What is asked -> Retype the records below exactly as they appear.

[Collected data entries]
···

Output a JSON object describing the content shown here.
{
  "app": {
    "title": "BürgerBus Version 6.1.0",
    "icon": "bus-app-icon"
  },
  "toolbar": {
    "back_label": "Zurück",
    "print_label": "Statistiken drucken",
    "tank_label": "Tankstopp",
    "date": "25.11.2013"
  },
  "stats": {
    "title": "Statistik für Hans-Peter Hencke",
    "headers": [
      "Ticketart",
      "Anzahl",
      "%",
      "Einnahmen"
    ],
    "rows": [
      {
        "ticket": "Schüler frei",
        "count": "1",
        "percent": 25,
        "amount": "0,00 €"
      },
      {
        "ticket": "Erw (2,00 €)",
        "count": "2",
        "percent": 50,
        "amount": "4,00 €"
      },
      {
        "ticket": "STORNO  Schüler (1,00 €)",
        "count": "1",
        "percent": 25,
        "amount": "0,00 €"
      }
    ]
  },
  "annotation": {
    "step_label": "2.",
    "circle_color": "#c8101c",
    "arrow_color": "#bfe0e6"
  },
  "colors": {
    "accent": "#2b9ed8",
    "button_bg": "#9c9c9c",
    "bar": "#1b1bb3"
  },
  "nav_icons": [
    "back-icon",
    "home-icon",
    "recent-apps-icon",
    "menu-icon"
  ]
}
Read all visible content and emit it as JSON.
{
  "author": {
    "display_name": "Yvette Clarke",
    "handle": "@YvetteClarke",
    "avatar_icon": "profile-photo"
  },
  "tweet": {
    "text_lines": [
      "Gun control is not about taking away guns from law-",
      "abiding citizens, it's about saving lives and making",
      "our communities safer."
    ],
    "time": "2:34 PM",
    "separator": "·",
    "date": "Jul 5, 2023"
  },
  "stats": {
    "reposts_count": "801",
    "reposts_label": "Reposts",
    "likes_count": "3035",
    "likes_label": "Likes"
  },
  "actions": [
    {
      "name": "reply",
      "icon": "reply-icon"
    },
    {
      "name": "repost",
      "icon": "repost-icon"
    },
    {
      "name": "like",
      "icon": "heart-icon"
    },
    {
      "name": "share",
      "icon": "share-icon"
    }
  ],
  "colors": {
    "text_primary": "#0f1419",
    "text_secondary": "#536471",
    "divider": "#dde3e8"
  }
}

···

Result for this task ->
Output a JSON object describing the content shown here.
{
  "app": {
    "title": "BürgerBus Version 6.1.0",
    "icon": "bus-app-icon"
  },
  "toolbar": {
    "back_label": "Zurück",
    "print_label": "Statistiken drucken",
    "tank_label": "Tankstopp",
    "date": "25.11.2013"
  },
  "stats": {
    "title": "Statistik für Hans-Peter Hencke",
    "headers": [
      "Ticketart",
      "Anzahl",
      "%",
      "Einnahmen"
    ],
    "rows": [
      {
        "ticket": "Schüler frei",
        "count": "1",
        "percent": 25,
        "amount": "0,00 €"
      },
      {
        "ticket": "Erw (2,00 €)",
        "count": "2",
        "percent": 50,
        "amount": "4,00 €"
      },
      {
        "ticket": "STORNO  Schüler (1,00 €)",
        "count": "1",
        "percent": 25,
        "amount": "0,00 €"
      }
    ]
  },
  "annotation": {
    "step_label": "2.",
    "circle_color": "#c8101c",
    "arrow_color": "#bfe0e6"
  },
  "colors": {
    "accent": "#2b9ed8",
    "button_bg": "#9c9c9c",
    "bar": "#1b1bb3"
  },
  "nav_icons": [
    "back-icon",
    "home-icon",
    "recent-apps-icon",
    "menu-icon"
  ]
}
Read all visible content and emit it as JSON.
{
  "author": {
    "display_name": "Yvette Clarke",
    "handle": "@YvetteClarke",
    "avatar_icon": "profile-photo"
  },
  "tweet": {
    "text_lines": [
      "Gun control is not about taking away guns from law-",
      "abiding citizens, it's about saving lives and making",
      "our communities safer."
    ],
    "time": "2:34 PM",
    "separator": "·",
    "date": "Jul 5, 2023"
  },
  "stats": {
    "reposts_count": "801",
    "reposts_label": "Reposts",
    "likes_count": "3035",
    "likes_label": "Likes"
  },
  "actions": [
    {
      "name": "reply",
      "icon": "reply-icon"
    },
    {
      "name": "repost",
      "icon": "repost-icon"
    },
    {
      "name": "like",
      "icon": "heart-icon"
    },
    {
      "name": "share",
      "icon": "share-icon"
    }
  ],
  "colors": {
    "text_primary": "#0f1419",
    "text_secondary": "#536471",
    "divider": "#dde3e8"
  }
}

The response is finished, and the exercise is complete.